### What to do
Write out the data below exactly as given, without any of its pictures.

● ● ● ● ● ● ●

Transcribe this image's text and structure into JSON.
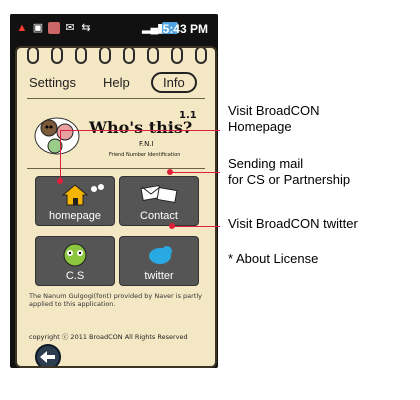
{
  "status_bar": {
    "time": "5:43 PM",
    "icons": [
      "warning-icon",
      "sim-icon",
      "avatar-icon",
      "mail-icon",
      "usb-icon",
      "signal-icon",
      "battery-icon"
    ]
  },
  "menu": {
    "settings": "Settings",
    "help": "Help",
    "info": "Info"
  },
  "logo": {
    "title": "Who's this?",
    "version": "1.1",
    "fni": "F.N.I",
    "subtitle": "Friend Number Identification"
  },
  "buttons": {
    "homepage": "homepage",
    "contact": "Contact",
    "cs": "C.S",
    "twitter": "twitter"
  },
  "credit": "The Nanum Gulgogi(font) provided by Naver is partly applied to this application.",
  "copyright": "copyright ⓒ 2011 BroadCON All Rights Reserved",
  "callouts": {
    "homepage": "Visit BroadCON Homepage",
    "mail_line1": "Sending mail",
    "mail_line2": "for CS or Partnership",
    "twitter": "Visit BroadCON twitter",
    "license": "* About License"
  },
  "colors": {
    "accent": "#e0203a",
    "paper": "#f4e8c4",
    "button": "#555555"
  }
}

● ● ● ● ● ● ●

### Complete response
Transcribe this image's text and structure into JSON.
{
  "status_bar": {
    "time": "5:43 PM",
    "icons": [
      "warning-icon",
      "sim-icon",
      "avatar-icon",
      "mail-icon",
      "usb-icon",
      "signal-icon",
      "battery-icon"
    ]
  },
  "menu": {
    "settings": "Settings",
    "help": "Help",
    "info": "Info"
  },
  "logo": {
    "title": "Who's this?",
    "version": "1.1",
    "fni": "F.N.I",
    "subtitle": "Friend Number Identification"
  },
  "buttons": {
    "homepage": "homepage",
    "contact": "Contact",
    "cs": "C.S",
    "twitter": "twitter"
  },
  "credit": "The Nanum Gulgogi(font) provided by Naver is partly applied to this application.",
  "copyright": "copyright ⓒ 2011 BroadCON All Rights Reserved",
  "callouts": {
    "homepage": "Visit BroadCON Homepage",
    "mail_line1": "Sending mail",
    "mail_line2": "for CS or Partnership",
    "twitter": "Visit BroadCON twitter",
    "license": "* About License"
  },
  "colors": {
    "accent": "#e0203a",
    "paper": "#f4e8c4",
    "button": "#555555"
  }
}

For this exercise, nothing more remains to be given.